# Exercise brief
Among the entries, which lines carry the string "δείξουμε"? Copy each of them.

# Extracted entries
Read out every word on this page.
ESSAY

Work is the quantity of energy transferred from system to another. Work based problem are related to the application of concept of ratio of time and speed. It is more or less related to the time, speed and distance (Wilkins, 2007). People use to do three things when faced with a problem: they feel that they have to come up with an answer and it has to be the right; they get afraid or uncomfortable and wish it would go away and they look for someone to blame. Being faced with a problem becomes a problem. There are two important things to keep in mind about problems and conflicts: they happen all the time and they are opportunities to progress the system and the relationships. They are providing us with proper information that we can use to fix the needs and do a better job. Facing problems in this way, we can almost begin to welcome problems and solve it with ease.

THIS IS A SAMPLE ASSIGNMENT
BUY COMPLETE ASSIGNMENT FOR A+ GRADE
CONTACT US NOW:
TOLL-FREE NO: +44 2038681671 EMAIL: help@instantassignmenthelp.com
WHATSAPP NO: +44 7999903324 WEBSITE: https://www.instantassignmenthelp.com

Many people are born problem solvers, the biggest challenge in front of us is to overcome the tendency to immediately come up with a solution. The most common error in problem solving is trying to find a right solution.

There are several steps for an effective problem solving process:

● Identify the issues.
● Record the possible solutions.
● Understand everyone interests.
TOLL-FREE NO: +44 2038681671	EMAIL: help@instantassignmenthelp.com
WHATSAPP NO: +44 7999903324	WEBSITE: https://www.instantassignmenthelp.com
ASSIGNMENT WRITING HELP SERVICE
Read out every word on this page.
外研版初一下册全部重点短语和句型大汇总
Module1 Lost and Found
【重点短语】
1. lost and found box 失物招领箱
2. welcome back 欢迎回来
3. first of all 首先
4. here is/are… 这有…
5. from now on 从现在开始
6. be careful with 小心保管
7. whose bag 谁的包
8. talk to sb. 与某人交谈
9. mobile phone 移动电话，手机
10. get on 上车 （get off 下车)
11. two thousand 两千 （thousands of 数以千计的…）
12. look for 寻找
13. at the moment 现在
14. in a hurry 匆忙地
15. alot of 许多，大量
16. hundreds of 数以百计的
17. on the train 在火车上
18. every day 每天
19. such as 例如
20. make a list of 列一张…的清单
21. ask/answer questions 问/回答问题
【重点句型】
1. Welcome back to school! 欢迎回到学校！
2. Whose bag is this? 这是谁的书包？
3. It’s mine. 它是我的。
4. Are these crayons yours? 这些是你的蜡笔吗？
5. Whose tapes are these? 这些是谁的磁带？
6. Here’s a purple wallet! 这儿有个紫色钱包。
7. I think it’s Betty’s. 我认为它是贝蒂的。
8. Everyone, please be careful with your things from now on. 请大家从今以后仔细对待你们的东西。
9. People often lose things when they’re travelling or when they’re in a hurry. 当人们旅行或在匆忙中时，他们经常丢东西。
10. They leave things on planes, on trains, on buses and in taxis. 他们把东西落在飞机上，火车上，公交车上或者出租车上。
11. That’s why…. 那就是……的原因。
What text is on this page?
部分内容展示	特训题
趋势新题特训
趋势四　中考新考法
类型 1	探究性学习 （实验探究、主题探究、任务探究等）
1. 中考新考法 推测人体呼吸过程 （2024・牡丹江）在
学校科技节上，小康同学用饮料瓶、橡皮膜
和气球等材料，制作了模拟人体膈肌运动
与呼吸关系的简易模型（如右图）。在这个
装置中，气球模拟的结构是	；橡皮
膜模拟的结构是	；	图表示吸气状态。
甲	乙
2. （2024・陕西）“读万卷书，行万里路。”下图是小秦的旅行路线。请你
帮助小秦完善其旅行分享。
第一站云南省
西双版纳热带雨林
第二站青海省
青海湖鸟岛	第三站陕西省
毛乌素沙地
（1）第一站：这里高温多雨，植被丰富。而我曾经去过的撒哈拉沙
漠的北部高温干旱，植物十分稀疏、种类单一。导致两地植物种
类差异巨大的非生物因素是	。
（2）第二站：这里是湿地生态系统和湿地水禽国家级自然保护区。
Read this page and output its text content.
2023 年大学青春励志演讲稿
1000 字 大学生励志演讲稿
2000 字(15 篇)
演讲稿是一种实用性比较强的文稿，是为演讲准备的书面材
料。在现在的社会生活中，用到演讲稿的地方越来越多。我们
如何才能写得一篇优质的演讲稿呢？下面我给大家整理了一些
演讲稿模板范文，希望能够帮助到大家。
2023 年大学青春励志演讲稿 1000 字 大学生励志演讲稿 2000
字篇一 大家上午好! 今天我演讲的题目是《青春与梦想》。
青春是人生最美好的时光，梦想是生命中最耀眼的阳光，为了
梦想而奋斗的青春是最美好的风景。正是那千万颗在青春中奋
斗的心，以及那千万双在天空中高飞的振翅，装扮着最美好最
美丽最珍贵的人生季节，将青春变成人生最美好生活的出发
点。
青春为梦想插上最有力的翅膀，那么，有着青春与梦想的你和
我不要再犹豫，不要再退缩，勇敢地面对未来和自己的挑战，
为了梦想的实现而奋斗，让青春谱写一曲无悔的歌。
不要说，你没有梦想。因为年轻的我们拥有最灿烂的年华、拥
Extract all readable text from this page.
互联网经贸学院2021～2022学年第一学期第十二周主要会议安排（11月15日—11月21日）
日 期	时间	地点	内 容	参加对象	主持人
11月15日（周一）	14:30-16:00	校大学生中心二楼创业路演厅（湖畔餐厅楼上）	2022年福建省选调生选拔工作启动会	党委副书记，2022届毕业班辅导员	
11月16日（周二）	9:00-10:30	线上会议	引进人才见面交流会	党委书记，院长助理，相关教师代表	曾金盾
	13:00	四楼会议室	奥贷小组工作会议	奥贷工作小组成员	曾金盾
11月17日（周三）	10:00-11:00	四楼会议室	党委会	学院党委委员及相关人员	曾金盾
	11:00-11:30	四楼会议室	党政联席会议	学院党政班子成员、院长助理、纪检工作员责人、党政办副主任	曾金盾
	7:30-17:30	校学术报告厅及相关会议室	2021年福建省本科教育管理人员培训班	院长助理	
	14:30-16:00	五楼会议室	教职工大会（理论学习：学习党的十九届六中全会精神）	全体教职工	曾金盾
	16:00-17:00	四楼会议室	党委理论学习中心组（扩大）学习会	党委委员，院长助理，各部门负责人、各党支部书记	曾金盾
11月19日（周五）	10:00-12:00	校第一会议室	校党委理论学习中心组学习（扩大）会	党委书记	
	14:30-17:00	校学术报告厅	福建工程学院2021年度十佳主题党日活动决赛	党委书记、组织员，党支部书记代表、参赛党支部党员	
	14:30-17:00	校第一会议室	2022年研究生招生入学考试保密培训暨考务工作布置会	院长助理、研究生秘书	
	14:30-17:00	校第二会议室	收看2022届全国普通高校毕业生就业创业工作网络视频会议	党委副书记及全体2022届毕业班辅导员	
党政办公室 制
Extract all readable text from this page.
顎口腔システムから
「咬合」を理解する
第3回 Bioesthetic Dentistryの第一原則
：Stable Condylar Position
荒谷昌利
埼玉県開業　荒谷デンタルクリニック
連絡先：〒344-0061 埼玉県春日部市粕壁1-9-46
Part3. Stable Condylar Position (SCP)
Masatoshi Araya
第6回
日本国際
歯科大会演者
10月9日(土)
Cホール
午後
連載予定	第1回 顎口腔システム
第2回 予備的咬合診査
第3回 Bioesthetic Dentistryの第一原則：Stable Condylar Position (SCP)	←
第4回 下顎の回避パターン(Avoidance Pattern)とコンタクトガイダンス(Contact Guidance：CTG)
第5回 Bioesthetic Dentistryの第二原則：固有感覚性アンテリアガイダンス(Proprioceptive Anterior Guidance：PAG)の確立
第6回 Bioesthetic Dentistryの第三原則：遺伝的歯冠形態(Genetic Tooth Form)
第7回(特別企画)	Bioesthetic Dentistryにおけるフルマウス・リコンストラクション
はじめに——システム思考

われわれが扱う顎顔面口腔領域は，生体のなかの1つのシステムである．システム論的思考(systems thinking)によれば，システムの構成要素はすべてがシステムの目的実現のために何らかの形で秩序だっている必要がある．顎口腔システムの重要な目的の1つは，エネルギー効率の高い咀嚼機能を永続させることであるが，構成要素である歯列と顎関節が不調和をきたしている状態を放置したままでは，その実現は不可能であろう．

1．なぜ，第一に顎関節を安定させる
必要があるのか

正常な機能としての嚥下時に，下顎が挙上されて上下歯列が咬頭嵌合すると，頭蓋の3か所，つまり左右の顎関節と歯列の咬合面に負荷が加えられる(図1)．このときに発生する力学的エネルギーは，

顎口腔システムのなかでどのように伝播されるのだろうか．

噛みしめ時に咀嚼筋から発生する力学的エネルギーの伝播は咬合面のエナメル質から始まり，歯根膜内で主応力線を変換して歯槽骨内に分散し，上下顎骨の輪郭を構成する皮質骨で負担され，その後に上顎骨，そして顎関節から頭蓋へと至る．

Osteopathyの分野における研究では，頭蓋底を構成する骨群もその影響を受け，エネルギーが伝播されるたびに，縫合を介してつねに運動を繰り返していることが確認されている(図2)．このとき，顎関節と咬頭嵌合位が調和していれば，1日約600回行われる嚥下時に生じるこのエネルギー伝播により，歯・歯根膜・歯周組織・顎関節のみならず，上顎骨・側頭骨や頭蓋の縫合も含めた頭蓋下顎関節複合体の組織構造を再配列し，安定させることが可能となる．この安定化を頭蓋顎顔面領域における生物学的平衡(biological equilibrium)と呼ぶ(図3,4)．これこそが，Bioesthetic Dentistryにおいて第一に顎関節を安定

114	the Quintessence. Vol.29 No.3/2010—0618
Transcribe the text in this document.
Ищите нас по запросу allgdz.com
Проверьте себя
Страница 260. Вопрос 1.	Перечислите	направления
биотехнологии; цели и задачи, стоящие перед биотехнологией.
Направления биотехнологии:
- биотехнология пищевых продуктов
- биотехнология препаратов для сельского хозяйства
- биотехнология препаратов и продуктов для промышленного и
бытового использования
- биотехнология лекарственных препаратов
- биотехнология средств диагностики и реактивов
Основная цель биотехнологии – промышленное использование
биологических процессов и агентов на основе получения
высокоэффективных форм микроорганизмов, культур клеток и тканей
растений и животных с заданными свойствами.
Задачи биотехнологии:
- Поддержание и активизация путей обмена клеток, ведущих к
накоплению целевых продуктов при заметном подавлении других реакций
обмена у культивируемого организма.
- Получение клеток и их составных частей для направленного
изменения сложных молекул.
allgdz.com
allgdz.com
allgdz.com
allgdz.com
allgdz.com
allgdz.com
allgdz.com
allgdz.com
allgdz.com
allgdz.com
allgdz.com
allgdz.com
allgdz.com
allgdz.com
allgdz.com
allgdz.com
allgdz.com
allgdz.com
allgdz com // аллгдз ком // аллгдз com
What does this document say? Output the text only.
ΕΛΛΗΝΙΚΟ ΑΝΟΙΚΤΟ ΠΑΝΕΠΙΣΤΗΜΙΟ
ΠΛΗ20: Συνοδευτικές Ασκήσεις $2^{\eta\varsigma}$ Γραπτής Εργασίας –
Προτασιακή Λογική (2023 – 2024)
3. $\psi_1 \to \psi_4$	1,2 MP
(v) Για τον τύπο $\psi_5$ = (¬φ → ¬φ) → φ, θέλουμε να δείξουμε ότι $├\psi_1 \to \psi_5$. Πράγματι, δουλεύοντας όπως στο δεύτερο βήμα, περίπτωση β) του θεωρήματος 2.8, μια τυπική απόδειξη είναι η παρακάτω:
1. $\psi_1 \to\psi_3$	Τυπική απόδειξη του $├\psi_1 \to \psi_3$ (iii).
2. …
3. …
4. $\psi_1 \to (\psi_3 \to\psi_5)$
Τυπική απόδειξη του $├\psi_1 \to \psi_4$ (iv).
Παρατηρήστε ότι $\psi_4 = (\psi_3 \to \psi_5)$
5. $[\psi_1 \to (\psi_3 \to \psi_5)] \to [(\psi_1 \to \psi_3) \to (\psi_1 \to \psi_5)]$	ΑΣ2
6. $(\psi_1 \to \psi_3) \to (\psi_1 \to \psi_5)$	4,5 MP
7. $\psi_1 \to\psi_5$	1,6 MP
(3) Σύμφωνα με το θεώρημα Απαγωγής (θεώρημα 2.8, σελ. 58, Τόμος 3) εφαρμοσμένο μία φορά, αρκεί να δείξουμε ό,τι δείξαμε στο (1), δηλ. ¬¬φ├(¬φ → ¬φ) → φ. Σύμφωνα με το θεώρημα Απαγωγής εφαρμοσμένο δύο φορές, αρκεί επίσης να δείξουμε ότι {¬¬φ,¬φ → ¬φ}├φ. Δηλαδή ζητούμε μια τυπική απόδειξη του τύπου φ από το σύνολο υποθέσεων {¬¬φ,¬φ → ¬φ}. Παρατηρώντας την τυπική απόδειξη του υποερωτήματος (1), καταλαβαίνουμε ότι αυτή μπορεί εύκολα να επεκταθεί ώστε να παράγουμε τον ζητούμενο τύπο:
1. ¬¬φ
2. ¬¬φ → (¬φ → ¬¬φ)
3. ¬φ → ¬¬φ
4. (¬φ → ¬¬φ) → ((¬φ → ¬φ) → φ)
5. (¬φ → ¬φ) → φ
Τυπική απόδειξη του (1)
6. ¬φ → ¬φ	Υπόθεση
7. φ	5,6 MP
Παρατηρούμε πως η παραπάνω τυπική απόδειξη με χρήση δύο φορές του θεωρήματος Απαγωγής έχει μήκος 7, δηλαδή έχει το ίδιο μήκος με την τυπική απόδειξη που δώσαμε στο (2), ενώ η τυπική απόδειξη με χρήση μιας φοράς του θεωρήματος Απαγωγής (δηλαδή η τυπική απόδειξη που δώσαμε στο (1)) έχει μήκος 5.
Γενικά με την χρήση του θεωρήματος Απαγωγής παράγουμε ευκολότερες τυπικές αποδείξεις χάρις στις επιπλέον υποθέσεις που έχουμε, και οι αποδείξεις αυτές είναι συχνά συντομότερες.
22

# The solution
(v) Για τον τύπο $\psi_5$ = (¬φ → ¬φ) → φ, θέλουμε να δείξουμε ότι $├\psi_1 \to \psi_5$. Πράγματι, δουλεύοντας όπως στο δεύτερο βήμα, περίπτωση β) του θεωρήματος 2.8, μια τυπική απόδειξη είναι η παρακάτω:
(3) Σύμφωνα με το θεώρημα Απαγωγής (θεώρημα 2.8, σελ. 58, Τόμος 3) εφαρμοσμένο μία φορά, αρκεί να δείξουμε ό,τι δείξαμε στο (1), δηλ. ¬¬φ├(¬φ → ¬φ) → φ. Σύμφωνα με το θεώρημα Απαγωγής εφαρμοσμένο δύο φορές, αρκεί επίσης να δείξουμε ότι {¬¬φ,¬φ → ¬φ}├φ. Δηλαδή ζητούμε μια τυπική απόδειξη του τύπου φ από το σύνολο υποθέσεων {¬¬φ,¬φ → ¬φ}. Παρατηρώντας την τυπική απόδειξη του υποερωτήματος (1), καταλαβαίνουμε ότι αυτή μπορεί εύκολα να επεκταθεί ώστε να παράγουμε τον ζητούμενο τύπο:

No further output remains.